Required work:
1 > In the text about the jazz award, how much prize money does the winner receive?
2 > Decide whether each statement agrees with the text about the jazz award. Answer yes or no for each, and quote the text's deciding words.
(a) Nominees are picked on the recommendation of senior female music educators and performers.
(b) The winner is given recording time at the ABC.
(c) The winner plays at women's jazz festivals in Brisbane and Perth.
3 > Write the next part of the text about the jazz award, starting after its last sentence.

The Award is decided through a competitive process where applicants submit a proposal of original compositions for a musical project to record and perform. Nominees are selected by recommendation from senior female music educators and performers. A panel of judges selects a winner to receive the $12,000 Award. In addition they receive a photographic session, assistance with media and promotion and two performances at women’s jazz festivals in Sydney and Melbourne, and recording time at the ABC.
As well as giving important assistance to young musicians at the beginning of their careers, JRMA is playing an important role in redressing the gender imbalance in the field of jazz performance. There has been a marked increase in the number and overall quality of female jazz musicians in Sydney since JRMA began. This is due to a number of factors, but without doubt JRMA is playing an important part in this evolution. All past winners of the Award have unanimously expressed overwhelming enthusiasm for the continuation of the Award, giving many accounts of its significance to them and their band members.
Emma Stephenson, 2016 winner wrote of her experience: “Thank you for facilitating an immensely helpful and productive experience for me. In addition to my musical development, the award has also been a rewarding professional development experience as I have been interviewed by radio hosts, become less camera-shy, and made new connections with people who I am confident I may reach out to in the future.”

Information shown:

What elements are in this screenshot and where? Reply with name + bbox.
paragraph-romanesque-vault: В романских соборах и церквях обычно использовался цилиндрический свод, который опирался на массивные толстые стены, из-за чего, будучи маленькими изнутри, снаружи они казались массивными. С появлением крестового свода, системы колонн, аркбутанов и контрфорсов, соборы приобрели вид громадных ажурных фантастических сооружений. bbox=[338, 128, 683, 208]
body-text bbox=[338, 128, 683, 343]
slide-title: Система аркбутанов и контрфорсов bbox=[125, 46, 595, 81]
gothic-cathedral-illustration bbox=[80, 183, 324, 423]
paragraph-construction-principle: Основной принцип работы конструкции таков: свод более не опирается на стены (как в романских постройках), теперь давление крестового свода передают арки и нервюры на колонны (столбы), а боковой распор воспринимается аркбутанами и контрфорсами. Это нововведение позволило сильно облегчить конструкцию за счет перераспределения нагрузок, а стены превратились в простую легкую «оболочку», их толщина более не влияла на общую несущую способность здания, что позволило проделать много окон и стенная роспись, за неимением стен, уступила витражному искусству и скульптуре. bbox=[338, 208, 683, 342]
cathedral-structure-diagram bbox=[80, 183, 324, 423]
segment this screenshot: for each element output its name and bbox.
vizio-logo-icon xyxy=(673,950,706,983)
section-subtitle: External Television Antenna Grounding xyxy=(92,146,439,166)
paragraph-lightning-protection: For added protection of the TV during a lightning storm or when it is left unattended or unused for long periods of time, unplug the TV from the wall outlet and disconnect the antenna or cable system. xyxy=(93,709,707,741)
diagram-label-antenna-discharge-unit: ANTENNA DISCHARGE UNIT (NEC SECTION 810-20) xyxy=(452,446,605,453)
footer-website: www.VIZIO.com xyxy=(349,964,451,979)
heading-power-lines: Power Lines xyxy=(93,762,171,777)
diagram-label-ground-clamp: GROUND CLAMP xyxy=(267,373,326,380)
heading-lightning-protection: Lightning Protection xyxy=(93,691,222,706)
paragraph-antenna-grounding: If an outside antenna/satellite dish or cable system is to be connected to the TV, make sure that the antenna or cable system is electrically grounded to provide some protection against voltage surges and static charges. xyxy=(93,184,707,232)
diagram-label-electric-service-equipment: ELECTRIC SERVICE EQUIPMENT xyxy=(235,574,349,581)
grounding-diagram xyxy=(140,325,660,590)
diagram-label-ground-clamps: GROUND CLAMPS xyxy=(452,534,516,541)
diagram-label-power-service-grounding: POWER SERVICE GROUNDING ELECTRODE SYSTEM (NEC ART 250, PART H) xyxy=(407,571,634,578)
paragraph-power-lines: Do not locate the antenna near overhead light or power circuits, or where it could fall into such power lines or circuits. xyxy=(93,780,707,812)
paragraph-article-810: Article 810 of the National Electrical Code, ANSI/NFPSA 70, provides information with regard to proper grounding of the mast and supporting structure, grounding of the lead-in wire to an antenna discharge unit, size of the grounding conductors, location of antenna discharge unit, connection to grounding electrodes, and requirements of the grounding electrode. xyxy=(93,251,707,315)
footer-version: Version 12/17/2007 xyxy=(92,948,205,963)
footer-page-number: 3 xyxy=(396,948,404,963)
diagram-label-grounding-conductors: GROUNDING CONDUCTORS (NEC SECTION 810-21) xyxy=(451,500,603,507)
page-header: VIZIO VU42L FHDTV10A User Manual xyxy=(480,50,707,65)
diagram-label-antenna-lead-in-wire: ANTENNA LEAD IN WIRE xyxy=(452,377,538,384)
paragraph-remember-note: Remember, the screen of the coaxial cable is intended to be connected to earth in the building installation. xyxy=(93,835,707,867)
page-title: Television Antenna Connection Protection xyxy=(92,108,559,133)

Answer set:
1 > The winner receives $12,000.

2 >
(a) Yes: "Nominees are selected by recommendation from senior female music educators and performers."
(b) Yes: "and recording time at the ABC"
(c) No: "two performances at women’s jazz festivals in Sydney and Melbourne"

3 >
The donations are used to fund the project proposed by the selected Award winner. In addition to the $12,000 the recipient receives, donations go towards a photographic session, recording time and administrative costs. The recipient of the award plans and budgets their proposed musical project in conjunction with advice from the Chair of the Award, Dr Sandy Evans OAM and an administrator. An acquittal report is required on completion of the project. All these elements of the award provide a holistic experience of budgeting, planning, implementation and completion of a musical project, including the writing and performing of original compositions.
The Award gives an outstanding emerging young female musician practical skills alongside a musical development opportunity, and confidence to go on to have a career in music, as almost all of the previous recipients have gone on to do.